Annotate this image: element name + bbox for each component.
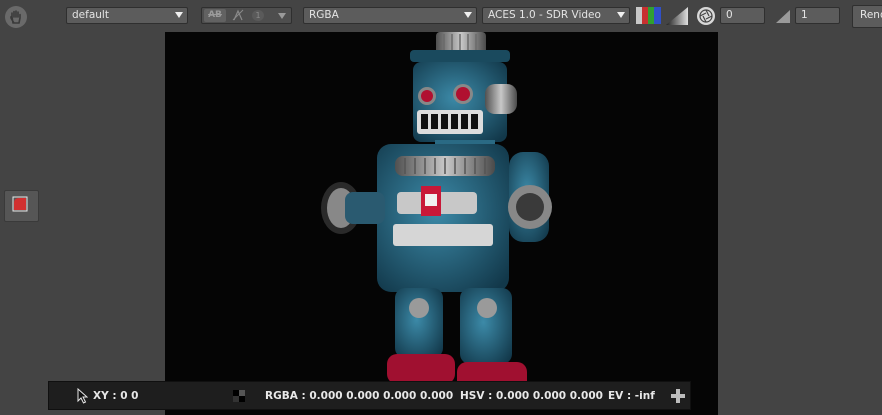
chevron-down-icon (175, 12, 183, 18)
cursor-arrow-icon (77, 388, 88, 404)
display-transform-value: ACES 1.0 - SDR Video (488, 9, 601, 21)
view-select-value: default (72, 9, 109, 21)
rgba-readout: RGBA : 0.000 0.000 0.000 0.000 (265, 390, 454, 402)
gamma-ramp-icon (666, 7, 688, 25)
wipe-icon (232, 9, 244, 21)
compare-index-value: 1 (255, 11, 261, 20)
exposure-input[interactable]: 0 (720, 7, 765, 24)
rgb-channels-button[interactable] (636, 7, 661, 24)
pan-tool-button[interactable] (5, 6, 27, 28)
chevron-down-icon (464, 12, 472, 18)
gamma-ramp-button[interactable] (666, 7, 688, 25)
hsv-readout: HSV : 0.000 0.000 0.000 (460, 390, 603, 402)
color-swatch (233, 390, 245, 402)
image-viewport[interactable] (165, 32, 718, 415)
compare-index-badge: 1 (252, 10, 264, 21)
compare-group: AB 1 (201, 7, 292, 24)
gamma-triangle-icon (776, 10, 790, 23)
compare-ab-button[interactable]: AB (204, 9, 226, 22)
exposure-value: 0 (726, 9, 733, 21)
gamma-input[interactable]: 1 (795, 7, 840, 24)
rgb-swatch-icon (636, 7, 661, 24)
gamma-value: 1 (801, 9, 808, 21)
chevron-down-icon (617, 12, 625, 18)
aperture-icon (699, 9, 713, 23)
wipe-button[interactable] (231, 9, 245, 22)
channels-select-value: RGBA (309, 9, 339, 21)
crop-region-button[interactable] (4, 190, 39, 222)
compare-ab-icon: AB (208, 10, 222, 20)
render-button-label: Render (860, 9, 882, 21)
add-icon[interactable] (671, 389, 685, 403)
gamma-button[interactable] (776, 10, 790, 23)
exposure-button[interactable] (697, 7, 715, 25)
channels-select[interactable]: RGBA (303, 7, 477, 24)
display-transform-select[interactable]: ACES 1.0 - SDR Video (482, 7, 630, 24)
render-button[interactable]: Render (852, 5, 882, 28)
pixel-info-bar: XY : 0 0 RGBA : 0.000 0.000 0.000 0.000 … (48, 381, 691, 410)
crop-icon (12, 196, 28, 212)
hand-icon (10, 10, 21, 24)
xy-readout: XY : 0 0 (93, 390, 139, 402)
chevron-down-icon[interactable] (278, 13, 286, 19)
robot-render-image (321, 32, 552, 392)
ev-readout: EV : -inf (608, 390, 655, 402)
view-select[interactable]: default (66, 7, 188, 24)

※ ※ ※

What is expected »
Update the material by replacing every "chevron-down-icon" with "caret-down-icon" and keep all other text unchanged. Leave out the pictures.

Finished answer »
Annotate this image: element name + bbox for each component.
caret-down-icon (175, 12, 183, 18)
cursor-arrow-icon (77, 388, 88, 404)
display-transform-value: ACES 1.0 - SDR Video (488, 9, 601, 21)
view-select-value: default (72, 9, 109, 21)
rgba-readout: RGBA : 0.000 0.000 0.000 0.000 (265, 390, 454, 402)
gamma-ramp-icon (666, 7, 688, 25)
wipe-icon (232, 9, 244, 21)
compare-index-value: 1 (255, 11, 261, 20)
exposure-input[interactable]: 0 (720, 7, 765, 24)
rgb-channels-button[interactable] (636, 7, 661, 24)
pan-tool-button[interactable] (5, 6, 27, 28)
caret-down-icon (464, 12, 472, 18)
gamma-ramp-button[interactable] (666, 7, 688, 25)
hsv-readout: HSV : 0.000 0.000 0.000 (460, 390, 603, 402)
color-swatch (233, 390, 245, 402)
image-viewport[interactable] (165, 32, 718, 415)
compare-index-badge: 1 (252, 10, 264, 21)
compare-group: AB 1 (201, 7, 292, 24)
gamma-triangle-icon (776, 10, 790, 23)
compare-ab-button[interactable]: AB (204, 9, 226, 22)
exposure-value: 0 (726, 9, 733, 21)
gamma-input[interactable]: 1 (795, 7, 840, 24)
rgb-swatch-icon (636, 7, 661, 24)
gamma-value: 1 (801, 9, 808, 21)
caret-down-icon (617, 12, 625, 18)
aperture-icon (699, 9, 713, 23)
wipe-button[interactable] (231, 9, 245, 22)
channels-select-value: RGBA (309, 9, 339, 21)
crop-region-button[interactable] (4, 190, 39, 222)
compare-ab-icon: AB (208, 10, 222, 20)
render-button-label: Render (860, 9, 882, 21)
add-icon[interactable] (671, 389, 685, 403)
gamma-button[interactable] (776, 10, 790, 23)
exposure-button[interactable] (697, 7, 715, 25)
channels-select[interactable]: RGBA (303, 7, 477, 24)
display-transform-select[interactable]: ACES 1.0 - SDR Video (482, 7, 630, 24)
render-button[interactable]: Render (852, 5, 882, 28)
pixel-info-bar: XY : 0 0 RGBA : 0.000 0.000 0.000 0.000 … (48, 381, 691, 410)
crop-icon (12, 196, 28, 212)
hand-icon (10, 10, 21, 24)
xy-readout: XY : 0 0 (93, 390, 139, 402)
caret-down-icon[interactable] (278, 13, 286, 19)
robot-render-image (321, 32, 552, 392)
ev-readout: EV : -inf (608, 390, 655, 402)
view-select[interactable]: default (66, 7, 188, 24)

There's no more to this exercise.